> _Short exercise_: Copy out each line in the material below that has the word "JSON".

> _Data shown_:
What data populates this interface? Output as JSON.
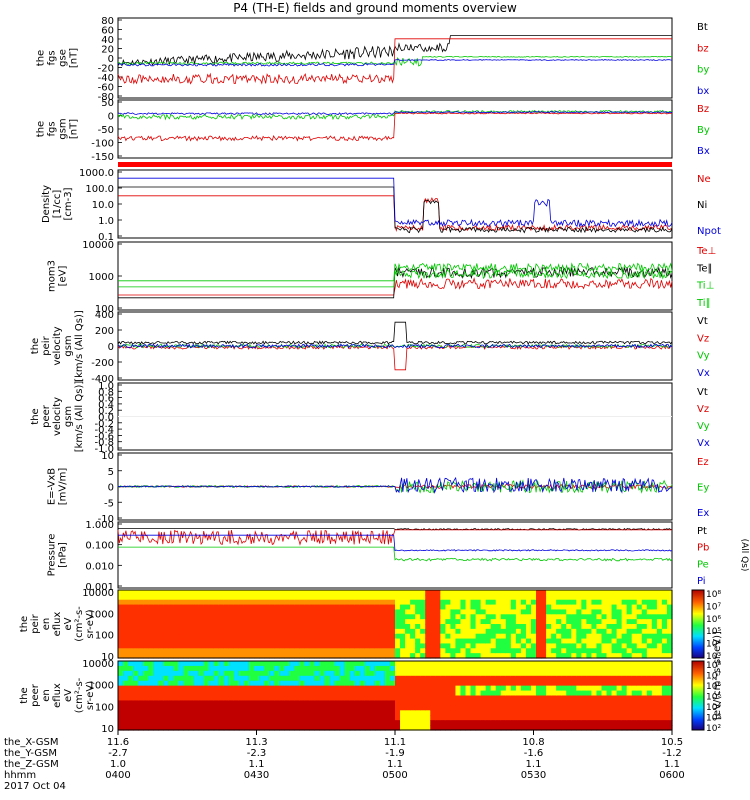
{
  "title": "P4 (TH-E) fields and ground moments overview",
  "colors": {
    "black": "#000000",
    "red": "#e00000",
    "green": "#00c800",
    "blue": "#0000e0"
  },
  "chart_data": [
    {
      "type": "line",
      "ylabels": [
        "the",
        "fgs",
        "gse",
        "[nT]"
      ],
      "yticks": [
        "80",
        "60",
        "40",
        "20",
        "0",
        "-20",
        "-40",
        "-60",
        "-80"
      ],
      "ylim": [
        -90,
        90
      ],
      "series": [
        {
          "name": "Bt",
          "color": "black"
        },
        {
          "name": "bz",
          "color": "red"
        },
        {
          "name": "by",
          "color": "green"
        },
        {
          "name": "bx",
          "color": "blue"
        }
      ]
    },
    {
      "type": "line",
      "ylabels": [
        "the",
        "fgs",
        "gsm",
        "[nT]"
      ],
      "yticks": [
        "50",
        "0",
        "-50",
        "-100",
        "-150"
      ],
      "ylim": [
        -180,
        55
      ],
      "series": [
        {
          "name": "Bz",
          "color": "red"
        },
        {
          "name": "By",
          "color": "green"
        },
        {
          "name": "Bx",
          "color": "blue"
        }
      ]
    },
    {
      "type": "line",
      "ylabels": [
        "Density",
        "[1/cc]",
        "[cm-3]"
      ],
      "yticks": [
        "1000.0",
        "100.0",
        "10.0",
        "1.0",
        "0.1"
      ],
      "scale": "log",
      "series": [
        {
          "name": "Ne",
          "color": "red"
        },
        {
          "name": "Ni",
          "color": "black"
        },
        {
          "name": "Npot",
          "color": "blue"
        }
      ]
    },
    {
      "type": "line",
      "ylabels": [
        "mom3",
        "[eV]"
      ],
      "yticks": [
        "10000",
        "1000",
        "100"
      ],
      "scale": "log",
      "series": [
        {
          "name": "Te⊥",
          "color": "red"
        },
        {
          "name": "Te∥",
          "color": "black"
        },
        {
          "name": "Ti⊥",
          "color": "green"
        },
        {
          "name": "Ti∥",
          "color": "green"
        }
      ]
    },
    {
      "type": "line",
      "ylabels": [
        "the",
        "peir",
        "velocity",
        "gsm",
        "[km/s (All Qs)]"
      ],
      "yticks": [
        "400",
        "200",
        "0",
        "-200",
        "-400"
      ],
      "ylim": [
        -420,
        420
      ],
      "series": [
        {
          "name": "Vt",
          "color": "black"
        },
        {
          "name": "Vz",
          "color": "red"
        },
        {
          "name": "Vy",
          "color": "green"
        },
        {
          "name": "Vx",
          "color": "blue"
        }
      ]
    },
    {
      "type": "line",
      "ylabels": [
        "the",
        "peer",
        "velocity",
        "gsm",
        "[km/s (All Qs)]"
      ],
      "yticks": [
        "1.0",
        "0.8",
        "0.6",
        "0.4",
        "0.2",
        "0.0",
        "-0.2",
        "-0.4",
        "-0.6",
        "-0.8",
        "-1.0"
      ],
      "ylim": [
        -1,
        1
      ],
      "series": [
        {
          "name": "Vt",
          "color": "black"
        },
        {
          "name": "Vz",
          "color": "red"
        },
        {
          "name": "Vy",
          "color": "green"
        },
        {
          "name": "Vx",
          "color": "blue"
        }
      ]
    },
    {
      "type": "line",
      "ylabels": [
        "E=-VxB",
        "[mV/m]"
      ],
      "yticks": [
        "10",
        "5",
        "0",
        "-5",
        "-10"
      ],
      "ylim": [
        -12,
        12
      ],
      "series": [
        {
          "name": "Ez",
          "color": "red"
        },
        {
          "name": "Ey",
          "color": "green"
        },
        {
          "name": "Ex",
          "color": "blue"
        }
      ]
    },
    {
      "type": "line",
      "ylabels": [
        "Pressure",
        "[nPa]"
      ],
      "yticks": [
        "1.000",
        "0.100",
        "0.010",
        "0.001"
      ],
      "scale": "log",
      "right_label": "(All Qs)",
      "series": [
        {
          "name": "Pt",
          "color": "black"
        },
        {
          "name": "Pb",
          "color": "red"
        },
        {
          "name": "Pe",
          "color": "green"
        },
        {
          "name": "Pi",
          "color": "blue"
        }
      ]
    },
    {
      "type": "heatmap",
      "ylabels": [
        "the",
        "peir",
        "en",
        "eflux",
        "eV",
        "(cm²-s-",
        "sr-eV)"
      ],
      "yticks": [
        "10000",
        "1000",
        "100",
        "10"
      ]
    },
    {
      "type": "heatmap",
      "ylabels": [
        "the",
        "peer",
        "en",
        "eflux",
        "eV",
        "(cm²-s-",
        "sr-eV)"
      ],
      "yticks": [
        "10000",
        "1000",
        "100",
        "10"
      ]
    }
  ],
  "colorbar1": {
    "ticks": [
      "10⁸",
      "10⁷",
      "10⁶",
      "10⁵",
      "10⁴",
      "10³"
    ]
  },
  "colorbar2": {
    "ticks": [
      "10⁸",
      "10⁷",
      "10⁶",
      "10⁵",
      "10⁴",
      "10³",
      "10²"
    ]
  },
  "colorbar_label": "[eV/(cm²-s-sr-eV)]",
  "x_axis": {
    "labels": [
      "the_X-GSM",
      "the_Y-GSM",
      "the_Z-GSM",
      "hhmm",
      "2017 Oct 04"
    ],
    "ticks": [
      {
        "x": "11.6",
        "y": "-2.7",
        "z": "1.0",
        "t": "0400"
      },
      {
        "x": "11.3",
        "y": "-2.3",
        "z": "1.1",
        "t": "0430"
      },
      {
        "x": "11.1",
        "y": "-1.9",
        "z": "1.1",
        "t": "0500"
      },
      {
        "x": "10.8",
        "y": "-1.6",
        "z": "1.1",
        "t": "0530"
      },
      {
        "x": "10.5",
        "y": "-1.2",
        "z": "1.1",
        "t": "0600"
      }
    ]
  }
}
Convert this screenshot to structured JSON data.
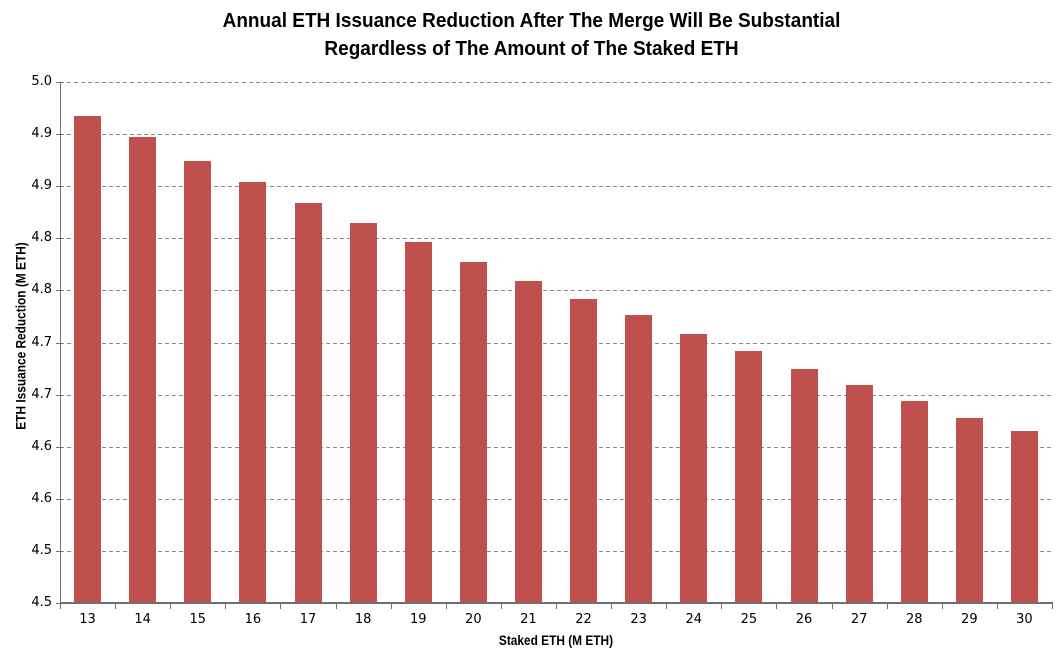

> _Written solution_:
What data populates this interface? Output as JSON.
Convert this screenshot to structured JSON data.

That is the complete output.